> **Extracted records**
☆ ☆ ☆ ☆ ☆

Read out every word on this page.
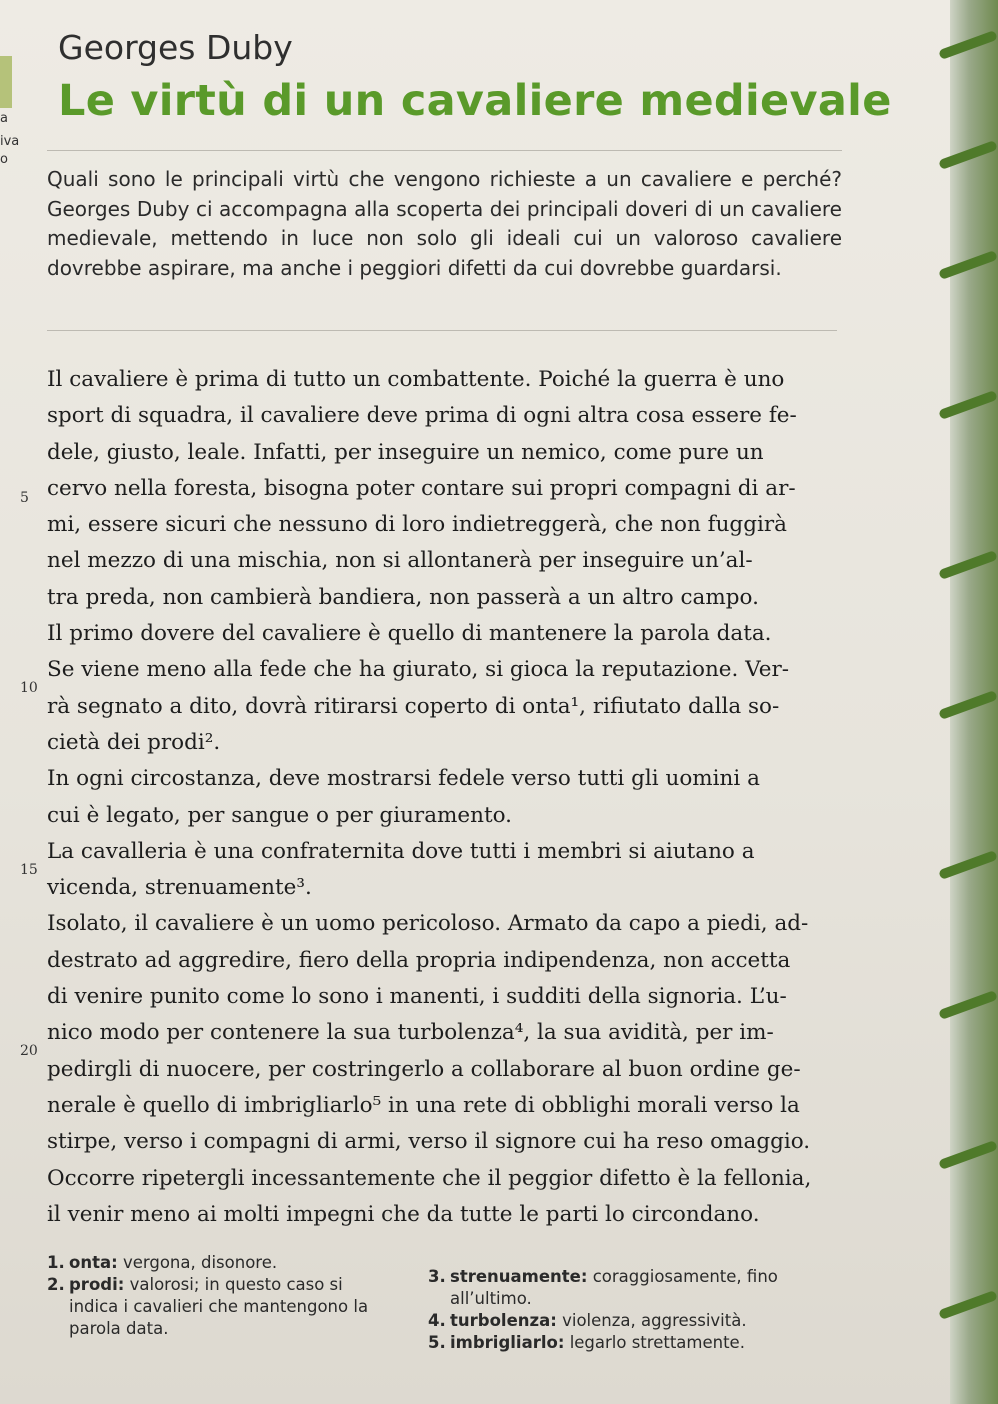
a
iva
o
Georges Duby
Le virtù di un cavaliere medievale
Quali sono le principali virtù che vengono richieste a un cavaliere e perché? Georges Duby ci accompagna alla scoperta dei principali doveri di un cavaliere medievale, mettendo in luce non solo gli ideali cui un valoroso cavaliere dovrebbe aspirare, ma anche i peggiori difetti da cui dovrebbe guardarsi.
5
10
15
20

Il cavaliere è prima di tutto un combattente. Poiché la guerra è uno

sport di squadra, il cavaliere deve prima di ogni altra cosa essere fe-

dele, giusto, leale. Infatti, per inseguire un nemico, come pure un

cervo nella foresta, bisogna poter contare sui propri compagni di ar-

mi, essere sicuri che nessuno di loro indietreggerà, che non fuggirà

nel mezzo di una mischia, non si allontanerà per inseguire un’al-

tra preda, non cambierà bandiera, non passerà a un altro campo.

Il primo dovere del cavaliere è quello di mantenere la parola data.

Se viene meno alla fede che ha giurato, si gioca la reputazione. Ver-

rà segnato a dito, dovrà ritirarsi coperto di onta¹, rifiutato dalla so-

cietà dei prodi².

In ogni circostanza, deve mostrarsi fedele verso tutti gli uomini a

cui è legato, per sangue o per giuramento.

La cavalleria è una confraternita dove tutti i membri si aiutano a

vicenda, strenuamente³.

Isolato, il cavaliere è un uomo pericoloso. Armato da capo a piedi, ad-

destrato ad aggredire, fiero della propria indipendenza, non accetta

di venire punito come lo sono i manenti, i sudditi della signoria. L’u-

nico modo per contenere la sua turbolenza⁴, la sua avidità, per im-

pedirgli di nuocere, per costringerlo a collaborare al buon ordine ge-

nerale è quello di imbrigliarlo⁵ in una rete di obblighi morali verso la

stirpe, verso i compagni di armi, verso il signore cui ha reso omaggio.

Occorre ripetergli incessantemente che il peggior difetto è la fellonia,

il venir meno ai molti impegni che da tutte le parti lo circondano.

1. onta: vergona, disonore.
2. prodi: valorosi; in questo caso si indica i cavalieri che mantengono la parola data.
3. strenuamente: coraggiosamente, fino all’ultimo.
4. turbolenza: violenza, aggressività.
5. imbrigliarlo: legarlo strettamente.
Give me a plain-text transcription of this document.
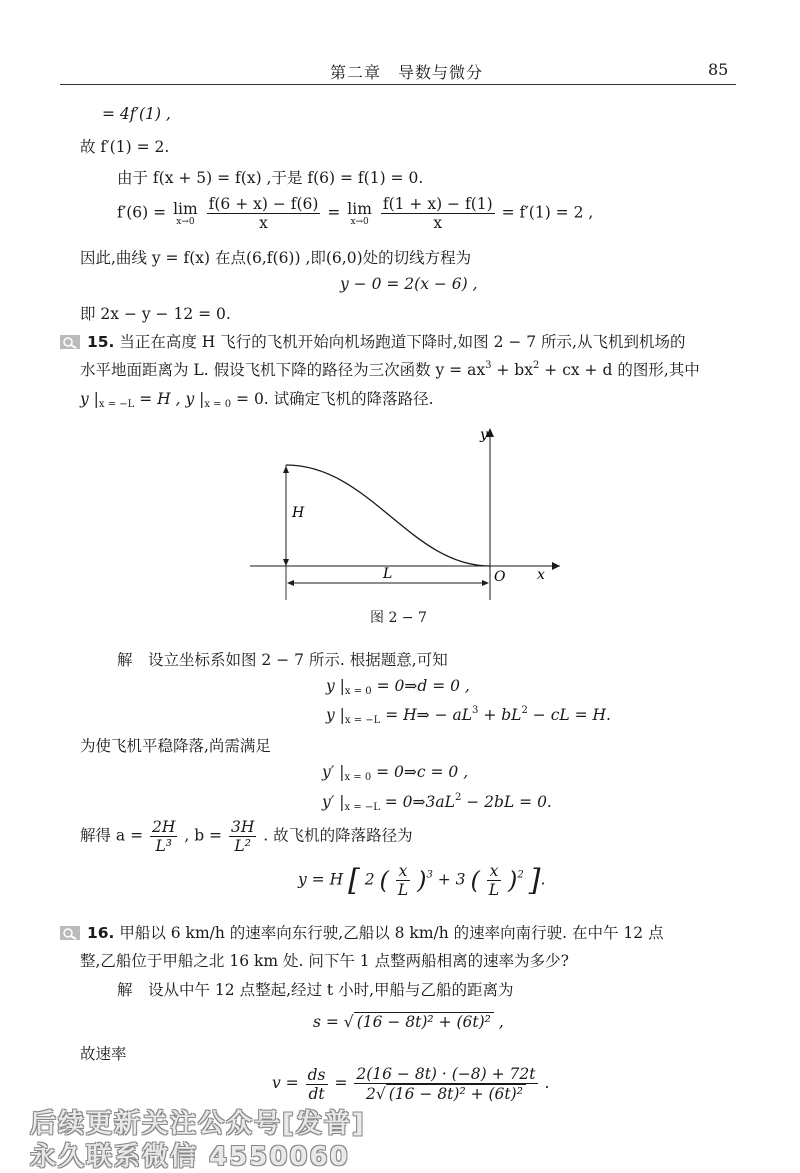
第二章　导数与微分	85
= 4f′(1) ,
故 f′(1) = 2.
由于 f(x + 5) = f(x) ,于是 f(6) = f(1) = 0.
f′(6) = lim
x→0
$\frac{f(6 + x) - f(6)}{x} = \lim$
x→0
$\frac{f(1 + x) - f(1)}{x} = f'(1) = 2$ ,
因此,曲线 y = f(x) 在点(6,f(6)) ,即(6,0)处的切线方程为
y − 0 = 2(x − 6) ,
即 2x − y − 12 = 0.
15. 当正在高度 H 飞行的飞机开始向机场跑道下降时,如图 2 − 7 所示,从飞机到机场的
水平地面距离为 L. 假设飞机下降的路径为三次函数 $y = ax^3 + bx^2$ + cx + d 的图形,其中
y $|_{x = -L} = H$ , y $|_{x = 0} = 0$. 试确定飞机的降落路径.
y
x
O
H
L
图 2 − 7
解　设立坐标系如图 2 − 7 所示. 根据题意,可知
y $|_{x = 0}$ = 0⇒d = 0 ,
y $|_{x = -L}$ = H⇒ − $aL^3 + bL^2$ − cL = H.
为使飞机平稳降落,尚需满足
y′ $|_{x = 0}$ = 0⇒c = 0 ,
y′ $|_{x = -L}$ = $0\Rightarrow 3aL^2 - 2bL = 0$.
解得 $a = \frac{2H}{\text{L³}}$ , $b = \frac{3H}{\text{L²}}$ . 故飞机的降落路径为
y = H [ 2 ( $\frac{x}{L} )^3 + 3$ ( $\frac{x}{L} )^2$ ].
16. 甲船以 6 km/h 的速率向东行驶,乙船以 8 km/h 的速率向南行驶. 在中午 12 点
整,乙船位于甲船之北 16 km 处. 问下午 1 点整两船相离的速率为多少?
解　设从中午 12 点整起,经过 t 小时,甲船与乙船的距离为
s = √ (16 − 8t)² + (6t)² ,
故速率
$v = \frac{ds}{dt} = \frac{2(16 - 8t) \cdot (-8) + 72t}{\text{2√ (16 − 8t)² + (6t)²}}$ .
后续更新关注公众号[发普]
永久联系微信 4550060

☆ ☆ ☆ ☆ ☆

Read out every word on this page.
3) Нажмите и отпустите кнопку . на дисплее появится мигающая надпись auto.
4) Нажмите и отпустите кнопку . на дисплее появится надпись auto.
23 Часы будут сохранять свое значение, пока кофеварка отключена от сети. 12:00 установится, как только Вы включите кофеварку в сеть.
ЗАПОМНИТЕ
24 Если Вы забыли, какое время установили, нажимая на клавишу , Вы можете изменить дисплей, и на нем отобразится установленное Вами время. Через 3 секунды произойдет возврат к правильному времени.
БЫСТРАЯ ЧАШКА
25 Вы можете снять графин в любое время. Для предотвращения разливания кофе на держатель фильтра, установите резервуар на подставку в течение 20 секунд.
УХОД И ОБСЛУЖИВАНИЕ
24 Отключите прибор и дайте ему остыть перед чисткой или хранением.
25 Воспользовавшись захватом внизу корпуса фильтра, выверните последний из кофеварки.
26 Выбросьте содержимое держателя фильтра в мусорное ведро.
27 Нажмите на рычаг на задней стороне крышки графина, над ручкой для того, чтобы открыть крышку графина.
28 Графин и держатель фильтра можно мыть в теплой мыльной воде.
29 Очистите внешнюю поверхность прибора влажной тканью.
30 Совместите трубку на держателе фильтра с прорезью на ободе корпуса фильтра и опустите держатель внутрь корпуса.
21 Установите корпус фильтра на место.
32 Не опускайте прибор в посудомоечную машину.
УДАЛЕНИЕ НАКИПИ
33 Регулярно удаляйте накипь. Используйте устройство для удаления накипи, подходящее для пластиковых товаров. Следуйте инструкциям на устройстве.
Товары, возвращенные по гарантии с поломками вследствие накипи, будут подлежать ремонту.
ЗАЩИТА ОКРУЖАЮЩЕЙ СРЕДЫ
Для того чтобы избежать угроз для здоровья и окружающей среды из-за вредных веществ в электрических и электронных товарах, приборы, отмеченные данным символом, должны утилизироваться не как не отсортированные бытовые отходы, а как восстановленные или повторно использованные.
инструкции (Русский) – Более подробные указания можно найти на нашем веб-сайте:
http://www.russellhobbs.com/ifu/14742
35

☆ ☆ ☆ ☆ ☆

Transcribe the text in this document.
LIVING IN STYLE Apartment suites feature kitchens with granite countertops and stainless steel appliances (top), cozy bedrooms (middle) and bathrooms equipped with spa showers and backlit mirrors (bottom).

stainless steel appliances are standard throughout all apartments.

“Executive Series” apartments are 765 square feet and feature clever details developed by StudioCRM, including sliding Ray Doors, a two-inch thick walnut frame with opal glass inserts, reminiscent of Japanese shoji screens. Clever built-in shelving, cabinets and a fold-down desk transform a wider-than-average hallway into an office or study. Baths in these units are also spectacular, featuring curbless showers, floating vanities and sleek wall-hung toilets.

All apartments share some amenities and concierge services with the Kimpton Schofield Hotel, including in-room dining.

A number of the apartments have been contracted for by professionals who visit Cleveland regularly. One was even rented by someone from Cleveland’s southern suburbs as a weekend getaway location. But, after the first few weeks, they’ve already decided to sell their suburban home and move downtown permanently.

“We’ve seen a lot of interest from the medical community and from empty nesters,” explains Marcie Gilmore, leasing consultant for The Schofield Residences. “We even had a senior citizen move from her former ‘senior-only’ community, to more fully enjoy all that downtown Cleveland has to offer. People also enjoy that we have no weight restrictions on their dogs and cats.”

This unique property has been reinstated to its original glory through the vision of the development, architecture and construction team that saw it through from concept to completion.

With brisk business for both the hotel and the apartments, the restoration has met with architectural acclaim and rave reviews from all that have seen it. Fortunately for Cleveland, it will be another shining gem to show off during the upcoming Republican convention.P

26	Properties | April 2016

☆ ☆ ☆ ☆ ☆

> **What to produce**
Pull out every line of the records above that contains the word "downtown".

> **Exercise answer**
A number of the apartments have been contracted for by professionals who visit Cleveland regularly. One was even rented by someone from Cleveland’s southern suburbs as a weekend getaway location. But, after the first few weeks, they’ve already decided to sell their suburban home and move downtown permanently.
“We’ve seen a lot of interest from the medical community and from empty nesters,” explains Marcie Gilmore, leasing consultant for The Schofield Residences. “We even had a senior citizen move from her former ‘senior-only’ community, to more fully enjoy all that downtown Cleveland has to offer. People also enjoy that we have no weight restrictions on their dogs and cats.”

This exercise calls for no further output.